◆ Task details
Go through the material below and copy each line where the word "reflektiv" appears.

====================

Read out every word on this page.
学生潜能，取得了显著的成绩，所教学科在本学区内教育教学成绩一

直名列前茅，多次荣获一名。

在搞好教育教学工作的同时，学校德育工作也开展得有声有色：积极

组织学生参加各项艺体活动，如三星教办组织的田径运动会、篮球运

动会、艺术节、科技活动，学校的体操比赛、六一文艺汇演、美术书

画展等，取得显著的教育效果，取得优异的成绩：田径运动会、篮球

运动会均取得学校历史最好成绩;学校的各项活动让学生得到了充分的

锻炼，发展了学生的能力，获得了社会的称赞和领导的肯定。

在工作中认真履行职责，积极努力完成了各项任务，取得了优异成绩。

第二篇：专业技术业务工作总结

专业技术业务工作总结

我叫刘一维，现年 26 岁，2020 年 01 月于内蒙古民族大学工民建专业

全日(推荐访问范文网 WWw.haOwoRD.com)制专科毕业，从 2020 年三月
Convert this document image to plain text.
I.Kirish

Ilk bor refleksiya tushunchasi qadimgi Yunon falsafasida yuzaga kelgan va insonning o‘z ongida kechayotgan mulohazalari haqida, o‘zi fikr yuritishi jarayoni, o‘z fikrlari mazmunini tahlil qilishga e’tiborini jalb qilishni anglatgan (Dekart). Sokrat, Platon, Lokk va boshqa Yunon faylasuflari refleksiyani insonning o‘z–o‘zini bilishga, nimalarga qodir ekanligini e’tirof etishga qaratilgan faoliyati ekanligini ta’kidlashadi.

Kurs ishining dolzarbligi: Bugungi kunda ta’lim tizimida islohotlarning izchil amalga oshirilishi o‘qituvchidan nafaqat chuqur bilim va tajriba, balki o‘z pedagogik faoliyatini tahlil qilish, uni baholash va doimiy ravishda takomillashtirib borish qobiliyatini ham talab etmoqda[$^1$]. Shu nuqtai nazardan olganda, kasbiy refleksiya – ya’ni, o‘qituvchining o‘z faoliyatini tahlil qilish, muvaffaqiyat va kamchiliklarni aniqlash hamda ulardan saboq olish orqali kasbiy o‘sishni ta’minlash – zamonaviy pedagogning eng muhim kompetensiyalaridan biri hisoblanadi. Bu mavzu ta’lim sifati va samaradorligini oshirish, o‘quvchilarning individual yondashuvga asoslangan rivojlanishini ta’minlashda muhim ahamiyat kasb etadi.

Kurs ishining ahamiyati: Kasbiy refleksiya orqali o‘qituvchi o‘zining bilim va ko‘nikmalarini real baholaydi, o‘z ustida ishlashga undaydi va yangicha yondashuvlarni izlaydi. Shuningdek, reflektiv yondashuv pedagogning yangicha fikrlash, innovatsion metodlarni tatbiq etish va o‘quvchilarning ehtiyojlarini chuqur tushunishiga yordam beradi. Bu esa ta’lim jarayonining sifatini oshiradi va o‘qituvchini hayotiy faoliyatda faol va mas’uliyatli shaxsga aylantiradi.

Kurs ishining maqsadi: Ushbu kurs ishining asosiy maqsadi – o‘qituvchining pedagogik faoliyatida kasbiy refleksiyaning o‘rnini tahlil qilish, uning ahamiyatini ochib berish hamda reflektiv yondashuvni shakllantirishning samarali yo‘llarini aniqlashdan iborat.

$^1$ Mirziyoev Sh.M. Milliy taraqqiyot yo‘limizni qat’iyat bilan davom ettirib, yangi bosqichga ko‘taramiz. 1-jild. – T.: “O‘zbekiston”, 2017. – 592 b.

====================

◆ Answer for the task
Kurs ishining ahamiyati: Kasbiy refleksiya orqali o‘qituvchi o‘zining bilim va ko‘nikmalarini real baholaydi, o‘z ustida ishlashga undaydi va yangicha yondashuvlarni izlaydi. Shuningdek, reflektiv yondashuv pedagogning yangicha fikrlash, innovatsion metodlarni tatbiq etish va o‘quvchilarning ehtiyojlarini chuqur tushunishiga yordam beradi. Bu esa ta’lim jarayonining sifatini oshiradi va o‘qituvchini hayotiy faoliyatda faol va mas’uliyatli shaxsga aylantiradi.
Kurs ishining maqsadi: Ushbu kurs ishining asosiy maqsadi – o‘qituvchining pedagogik faoliyatida kasbiy refleksiyaning o‘rnini tahlil qilish, uning ahamiyatini ochib berish hamda reflektiv yondashuvni shakllantirishning samarali yo‘llarini aniqlashdan iborat.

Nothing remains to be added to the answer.